- [EXERCISE PROMPT] Your task is to give the records again exactly. Leave each picture out.
### THE INPUT ###
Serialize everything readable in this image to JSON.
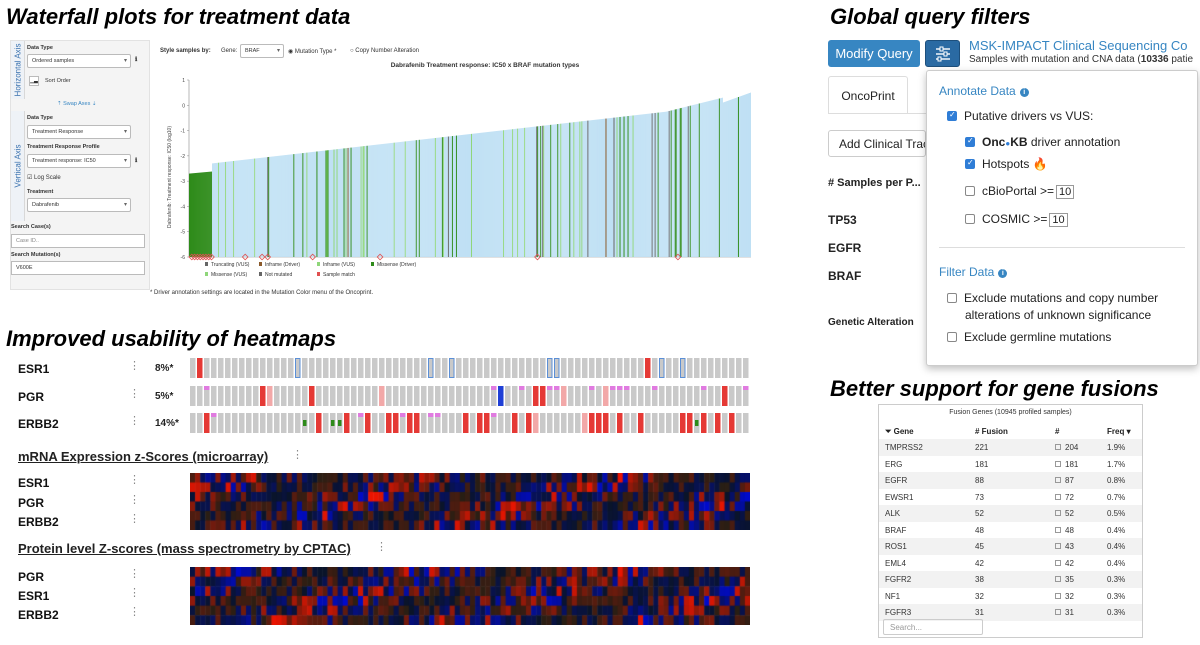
{
  "headings": {
    "waterfall": "Waterfall plots for treatment data",
    "heatmaps": "Improved usability of heatmaps",
    "global": "Global query filters",
    "fusions": "Better support for gene fusions"
  },
  "waterfall": {
    "horizontal_tab": "Horizontal Axis",
    "vertical_tab": "Vertical Axis",
    "h_data_type_label": "Data Type",
    "h_data_type_value": "Ordered samples",
    "sort_order": "Sort Order",
    "swap_axes": "⇡ Swap Axes ⇣",
    "v_data_type_label": "Data Type",
    "v_data_type_value": "Treatment Response",
    "profile_label": "Treatment Response Profile",
    "profile_value": "Treatment response: IC50",
    "log_scale": "Log Scale",
    "treatment_label": "Treatment",
    "treatment_value": "Dabrafenib",
    "search_case_label": "Search Case(s)",
    "search_case_placeholder": "Case ID..",
    "search_mut_label": "Search Mutation(s)",
    "search_mut_value": "V600E",
    "style_by_label": "Style samples by:",
    "gene_label": "Gene:",
    "gene_value": "BRAF",
    "mutation_type": "Mutation Type *",
    "cna": "Copy Number Alteration",
    "footnote": "* Driver annotation settings are located in the Mutation Color menu of the Oncoprint.",
    "legend": [
      "Truncating (VUS)",
      "Inframe (Driver)",
      "Inframe (VUS)",
      "Missense (Driver)",
      "Missense (VUS)",
      "Not mutated",
      "Sample match"
    ],
    "colors": {
      "driver": "#2e8b1a",
      "vus": "#8fd67a",
      "base": "#bfe0f4",
      "inframe": "#8b5a2b",
      "gray": "#666666",
      "match": "#e05050"
    }
  },
  "chart_data": {
    "type": "bar",
    "title": "Dabrafenib Treatment response: IC50 x BRAF mutation types",
    "xlabel": "",
    "ylabel": "Dabrafenib: Treatment response: IC50 (log10)",
    "ylim": [
      -6,
      1
    ],
    "yticks": [
      "1",
      "0",
      "-1",
      "-2",
      "-3",
      "-4",
      "-5",
      "-6"
    ],
    "n_samples": 560,
    "min_value": -6,
    "max_value": 0.5
  },
  "heatmap": {
    "genes": [
      {
        "name": "ESR1",
        "pct": "8%*"
      },
      {
        "name": "PGR",
        "pct": "5%*"
      },
      {
        "name": "ERBB2",
        "pct": "14%*"
      }
    ],
    "mrna_title": "mRNA Expression z-Scores (microarray)",
    "mrna_genes": [
      "ESR1",
      "PGR",
      "ERBB2"
    ],
    "protein_title": "Protein level Z-scores (mass spectrometry by CPTAC)",
    "protein_genes": [
      "PGR",
      "ESR1",
      "ERBB2"
    ]
  },
  "global": {
    "modify_query": "Modify Query",
    "study_title": "MSK-IMPACT Clinical Sequencing Co",
    "study_sub_prefix": "Samples with mutation and CNA data (",
    "study_sub_count": "10336",
    "study_sub_suffix": " patie",
    "tab_oncoprint": "OncoPrint",
    "add_clinical": "Add Clinical Trac",
    "samples_per": "# Samples per P...",
    "genes": [
      "TP53",
      "EGFR",
      "BRAF"
    ],
    "genetic_alteration": "Genetic Alteration",
    "annotate_title": "Annotate Data",
    "putative": "Putative drivers vs VUS:",
    "oncokb_a": "Onc",
    "oncokb_b": "KB",
    "oncokb_rest": " driver annotation",
    "hotspots": "Hotspots",
    "cbioportal": "cBioPortal >=",
    "cbioportal_value": "10",
    "cosmic": "COSMIC >=",
    "cosmic_value": "10",
    "filter_title": "Filter Data",
    "exclude_1": "Exclude mutations and copy number",
    "exclude_1b": "alterations of unknown significance",
    "exclude_2": "Exclude germline mutations"
  },
  "fusion": {
    "title": "Fusion Genes (10945 profiled samples)",
    "headers": [
      "Gene",
      "# Fusion",
      "#",
      "Freq"
    ],
    "rows": [
      [
        "TMPRSS2",
        "221",
        "204",
        "1.9%"
      ],
      [
        "ERG",
        "181",
        "181",
        "1.7%"
      ],
      [
        "EGFR",
        "88",
        "87",
        "0.8%"
      ],
      [
        "EWSR1",
        "73",
        "72",
        "0.7%"
      ],
      [
        "ALK",
        "52",
        "52",
        "0.5%"
      ],
      [
        "BRAF",
        "48",
        "48",
        "0.4%"
      ],
      [
        "ROS1",
        "45",
        "43",
        "0.4%"
      ],
      [
        "EML4",
        "42",
        "42",
        "0.4%"
      ],
      [
        "FGFR2",
        "38",
        "35",
        "0.3%"
      ],
      [
        "NF1",
        "32",
        "32",
        "0.3%"
      ],
      [
        "FGFR3",
        "31",
        "31",
        "0.3%"
      ]
    ],
    "search_placeholder": "Search..."
  }
}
###
- [RESPONSE FOR THIS EXERCISE]
Serialize everything readable in this image to JSON.
{
  "headings": {
    "waterfall": "Waterfall plots for treatment data",
    "heatmaps": "Improved usability of heatmaps",
    "global": "Global query filters",
    "fusions": "Better support for gene fusions"
  },
  "waterfall": {
    "horizontal_tab": "Horizontal Axis",
    "vertical_tab": "Vertical Axis",
    "h_data_type_label": "Data Type",
    "h_data_type_value": "Ordered samples",
    "sort_order": "Sort Order",
    "swap_axes": "⇡ Swap Axes ⇣",
    "v_data_type_label": "Data Type",
    "v_data_type_value": "Treatment Response",
    "profile_label": "Treatment Response Profile",
    "profile_value": "Treatment response: IC50",
    "log_scale": "Log Scale",
    "treatment_label": "Treatment",
    "treatment_value": "Dabrafenib",
    "search_case_label": "Search Case(s)",
    "search_case_placeholder": "Case ID..",
    "search_mut_label": "Search Mutation(s)",
    "search_mut_value": "V600E",
    "style_by_label": "Style samples by:",
    "gene_label": "Gene:",
    "gene_value": "BRAF",
    "mutation_type": "Mutation Type *",
    "cna": "Copy Number Alteration",
    "footnote": "* Driver annotation settings are located in the Mutation Color menu of the Oncoprint.",
    "legend": [
      "Truncating (VUS)",
      "Inframe (Driver)",
      "Inframe (VUS)",
      "Missense (Driver)",
      "Missense (VUS)",
      "Not mutated",
      "Sample match"
    ],
    "colors": {
      "driver": "#2e8b1a",
      "vus": "#8fd67a",
      "base": "#bfe0f4",
      "inframe": "#8b5a2b",
      "gray": "#666666",
      "match": "#e05050"
    }
  },
  "chart_data": {
    "type": "bar",
    "title": "Dabrafenib Treatment response: IC50 x BRAF mutation types",
    "xlabel": "",
    "ylabel": "Dabrafenib: Treatment response: IC50 (log10)",
    "ylim": [
      -6,
      1
    ],
    "yticks": [
      "1",
      "0",
      "-1",
      "-2",
      "-3",
      "-4",
      "-5",
      "-6"
    ],
    "n_samples": 560,
    "min_value": -6,
    "max_value": 0.5
  },
  "heatmap": {
    "genes": [
      {
        "name": "ESR1",
        "pct": "8%*"
      },
      {
        "name": "PGR",
        "pct": "5%*"
      },
      {
        "name": "ERBB2",
        "pct": "14%*"
      }
    ],
    "mrna_title": "mRNA Expression z-Scores (microarray)",
    "mrna_genes": [
      "ESR1",
      "PGR",
      "ERBB2"
    ],
    "protein_title": "Protein level Z-scores (mass spectrometry by CPTAC)",
    "protein_genes": [
      "PGR",
      "ESR1",
      "ERBB2"
    ]
  },
  "global": {
    "modify_query": "Modify Query",
    "study_title": "MSK-IMPACT Clinical Sequencing Co",
    "study_sub_prefix": "Samples with mutation and CNA data (",
    "study_sub_count": "10336",
    "study_sub_suffix": " patie",
    "tab_oncoprint": "OncoPrint",
    "add_clinical": "Add Clinical Trac",
    "samples_per": "# Samples per P...",
    "genes": [
      "TP53",
      "EGFR",
      "BRAF"
    ],
    "genetic_alteration": "Genetic Alteration",
    "annotate_title": "Annotate Data",
    "putative": "Putative drivers vs VUS:",
    "oncokb_a": "Onc",
    "oncokb_b": "KB",
    "oncokb_rest": " driver annotation",
    "hotspots": "Hotspots",
    "cbioportal": "cBioPortal >=",
    "cbioportal_value": "10",
    "cosmic": "COSMIC >=",
    "cosmic_value": "10",
    "filter_title": "Filter Data",
    "exclude_1": "Exclude mutations and copy number",
    "exclude_1b": "alterations of unknown significance",
    "exclude_2": "Exclude germline mutations"
  },
  "fusion": {
    "title": "Fusion Genes (10945 profiled samples)",
    "headers": [
      "Gene",
      "# Fusion",
      "#",
      "Freq"
    ],
    "rows": [
      [
        "TMPRSS2",
        "221",
        "204",
        "1.9%"
      ],
      [
        "ERG",
        "181",
        "181",
        "1.7%"
      ],
      [
        "EGFR",
        "88",
        "87",
        "0.8%"
      ],
      [
        "EWSR1",
        "73",
        "72",
        "0.7%"
      ],
      [
        "ALK",
        "52",
        "52",
        "0.5%"
      ],
      [
        "BRAF",
        "48",
        "48",
        "0.4%"
      ],
      [
        "ROS1",
        "45",
        "43",
        "0.4%"
      ],
      [
        "EML4",
        "42",
        "42",
        "0.4%"
      ],
      [
        "FGFR2",
        "38",
        "35",
        "0.3%"
      ],
      [
        "NF1",
        "32",
        "32",
        "0.3%"
      ],
      [
        "FGFR3",
        "31",
        "31",
        "0.3%"
      ]
    ],
    "search_placeholder": "Search..."
  }
}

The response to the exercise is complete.